=== Given records ===

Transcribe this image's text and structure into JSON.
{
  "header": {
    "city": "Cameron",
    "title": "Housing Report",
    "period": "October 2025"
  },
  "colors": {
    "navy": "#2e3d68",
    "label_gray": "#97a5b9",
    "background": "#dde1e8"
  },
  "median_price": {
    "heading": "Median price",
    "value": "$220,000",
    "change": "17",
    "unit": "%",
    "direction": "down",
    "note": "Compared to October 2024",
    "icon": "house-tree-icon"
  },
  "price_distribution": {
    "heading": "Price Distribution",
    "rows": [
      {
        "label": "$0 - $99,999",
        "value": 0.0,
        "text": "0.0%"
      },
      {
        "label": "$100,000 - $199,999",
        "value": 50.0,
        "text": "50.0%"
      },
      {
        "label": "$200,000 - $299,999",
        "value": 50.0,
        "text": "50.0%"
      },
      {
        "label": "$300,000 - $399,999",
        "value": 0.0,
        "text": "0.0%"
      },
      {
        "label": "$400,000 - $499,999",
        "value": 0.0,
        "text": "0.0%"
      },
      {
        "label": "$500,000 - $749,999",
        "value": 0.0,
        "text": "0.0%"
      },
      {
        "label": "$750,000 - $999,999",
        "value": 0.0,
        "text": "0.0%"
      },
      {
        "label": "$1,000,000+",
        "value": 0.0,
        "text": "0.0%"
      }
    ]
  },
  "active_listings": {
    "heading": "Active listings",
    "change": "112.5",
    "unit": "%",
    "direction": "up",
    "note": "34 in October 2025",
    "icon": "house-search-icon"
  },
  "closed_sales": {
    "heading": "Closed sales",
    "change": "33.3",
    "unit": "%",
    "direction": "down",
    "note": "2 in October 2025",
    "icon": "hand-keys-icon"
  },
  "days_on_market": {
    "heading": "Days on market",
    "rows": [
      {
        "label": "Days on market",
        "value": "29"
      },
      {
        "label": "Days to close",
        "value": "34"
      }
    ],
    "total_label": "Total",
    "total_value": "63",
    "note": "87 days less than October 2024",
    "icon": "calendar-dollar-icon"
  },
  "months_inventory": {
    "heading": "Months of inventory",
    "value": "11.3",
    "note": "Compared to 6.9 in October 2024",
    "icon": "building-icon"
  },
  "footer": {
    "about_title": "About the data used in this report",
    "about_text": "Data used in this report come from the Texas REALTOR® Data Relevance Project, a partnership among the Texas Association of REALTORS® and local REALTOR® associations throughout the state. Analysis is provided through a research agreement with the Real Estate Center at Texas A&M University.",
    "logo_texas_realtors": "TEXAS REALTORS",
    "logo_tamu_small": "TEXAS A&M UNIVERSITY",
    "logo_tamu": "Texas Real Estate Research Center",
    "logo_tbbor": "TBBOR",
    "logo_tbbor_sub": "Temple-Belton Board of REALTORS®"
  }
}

===

Copy out each line of the records where the string "icon" appears.

- [The result]:
    "icon": "house-tree-icon"
    "icon": "house-search-icon"
    "icon": "hand-keys-icon"
    "icon": "calendar-dollar-icon"
    "icon": "building-icon"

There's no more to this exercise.